**TESTO:**
◆ ◆ ◆
Luigi Di Maio all'evento di Nettuno (foto LaPresse)

Lei, lui, l'altro

Marianna Rizzini

Tre performance a confronto, la cena “pariolina” e i russi in agguato

E’ il giorno del Giudizio per la Roma a Cinque Stelle e lei, il sindaco Virginia Raggi, di bianco vestita, si affaccia dal blog Unico delle Coscienze grilline per dire, accorata come neanche Laura Boldrini all’inaugurazione di qualche ufficio studi o anno accademico, “facciamo chiarezza… vediamo le carte… ho le spalle larghe”. Non piange, non ride, sgrana sempre più gli occhi allarmati – e non si sa come abbia fatto, nell’agosto terribile della sua nascente sindacatura, ad affinare così tanto la tecnica del “guardo dritto in telecamera, sollevo il mento, riabbasso la testa e scuoto la capigliatura”, tipica delle migliori telenovele ma anche dei più sentiti discorsi dal confessionale del Grande Fratello. Ma la situazione – grave ma non seria? seria ma non grave? surreale e basta? – impone un sovrappiù di vis drammatica nel video lanciato sul web.

 

Solo che poi, a tarda sera, compare Lui. Luigi Di Maio, vicepresidente della Camera ed ex Intoccabile del Direttorio, arrivato in quel di Nettuno – tappa finale del tour motociclistico del “gemello-diverso” Alessandro Di Battista – con lo scomodo compito di fare da parafulmine (deve scusarsi davanti all’intera Rete per aver “sottovalutato” le informazioni sull’assessore Paola Muraro indagata). E quasi non trova le parole, Di Maio, mentre si aggrappa al concetto “questa è un’occasione per poterci parlare”, ma è chiaro che il verdetto (del web? dei vertici? dell’attivista ignoto?) è già stato di fatto emesso: forse non sarai più candidato premier, è il sottotitolo della serata in cui il forse-non-più-candidato-premier, non con sguardo da telenovela come il sindaco di Roma ma con dondolìo da attor giovane delle vecchie situation comedy, si inerpica su su su per i pendii del mea culpa – fino a giungere al culmine del pathos: ha letto male una e-mail.
◆ ◆ ◆
**ESERCIZIO BREVE 1:**
Trascrivi dal testo su Raggi e Di Maio il brano che comincia con le parole "E’ il giorno" e si ferma dopo "lanciato sul web.".
**ESERCIZIO BREVE 2:**
Rispondi in base al testo su Raggi e Di Maio:
(a) Di che colore è vestita Virginia Raggi?
(b) Quale carica ricopre Luigi Di Maio alla Camera?
(c) Di chi è il tour motociclistico che ha come tappa finale Nettuno?
◆ ◆ ◆
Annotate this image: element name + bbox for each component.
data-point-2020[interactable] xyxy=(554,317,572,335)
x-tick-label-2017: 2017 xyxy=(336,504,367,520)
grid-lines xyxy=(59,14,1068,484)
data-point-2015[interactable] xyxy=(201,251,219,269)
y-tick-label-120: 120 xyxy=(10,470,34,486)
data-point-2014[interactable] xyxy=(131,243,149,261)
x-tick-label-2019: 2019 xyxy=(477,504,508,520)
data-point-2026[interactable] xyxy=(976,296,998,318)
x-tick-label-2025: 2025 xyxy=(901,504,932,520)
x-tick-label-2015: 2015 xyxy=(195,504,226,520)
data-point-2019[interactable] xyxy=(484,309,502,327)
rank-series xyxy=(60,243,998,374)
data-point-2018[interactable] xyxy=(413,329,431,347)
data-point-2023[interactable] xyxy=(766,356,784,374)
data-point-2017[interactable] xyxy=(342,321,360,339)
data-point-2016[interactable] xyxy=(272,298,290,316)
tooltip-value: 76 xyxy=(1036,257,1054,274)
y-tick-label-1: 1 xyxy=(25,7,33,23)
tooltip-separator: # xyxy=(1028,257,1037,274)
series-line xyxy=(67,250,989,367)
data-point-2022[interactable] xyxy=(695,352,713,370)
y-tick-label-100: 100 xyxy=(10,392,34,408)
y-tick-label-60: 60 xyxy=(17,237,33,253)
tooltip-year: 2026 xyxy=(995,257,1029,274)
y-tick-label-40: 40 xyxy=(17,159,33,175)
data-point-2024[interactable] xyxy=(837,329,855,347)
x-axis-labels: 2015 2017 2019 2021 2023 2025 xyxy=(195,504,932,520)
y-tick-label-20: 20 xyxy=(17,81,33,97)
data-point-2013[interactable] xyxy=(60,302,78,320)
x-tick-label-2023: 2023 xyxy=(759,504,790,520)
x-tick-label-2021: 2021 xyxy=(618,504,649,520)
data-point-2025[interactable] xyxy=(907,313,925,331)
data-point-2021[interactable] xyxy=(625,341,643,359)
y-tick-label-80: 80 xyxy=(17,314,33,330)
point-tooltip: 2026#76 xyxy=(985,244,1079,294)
◆ ◆ ◆
**RISULTATO 1:**
E’ il giorno del Giudizio per la Roma a Cinque Stelle e lei, il sindaco Virginia Raggi, di bianco vestita, si affaccia dal blog Unico delle Coscienze grilline per dire, accorata come neanche Laura Boldrini all’inaugurazione di qualche ufficio studi o anno accademico, “facciamo chiarezza… vediamo le carte… ho le spalle larghe”. Non piange, non ride, sgrana sempre più gli occhi allarmati – e non si sa come abbia fatto, nell’agosto terribile della sua nascente sindacatura, ad affinare così tanto la tecnica del “guardo dritto in telecamera, sollevo il mento, riabbasso la testa e scuoto la capigliatura”, tipica delle migliori telenovele ma anche dei più sentiti discorsi dal confessionale del Grande Fratello. Ma la situazione – grave ma non seria? seria ma non grave? surreale e basta? – impone un sovrappiù di vis drammatica nel video lanciato sul web.

**RISULTATO 2:**
(a) Di bianco.
(b) Vicepresidente della Camera.
(c) Di Alessandro Di Battista.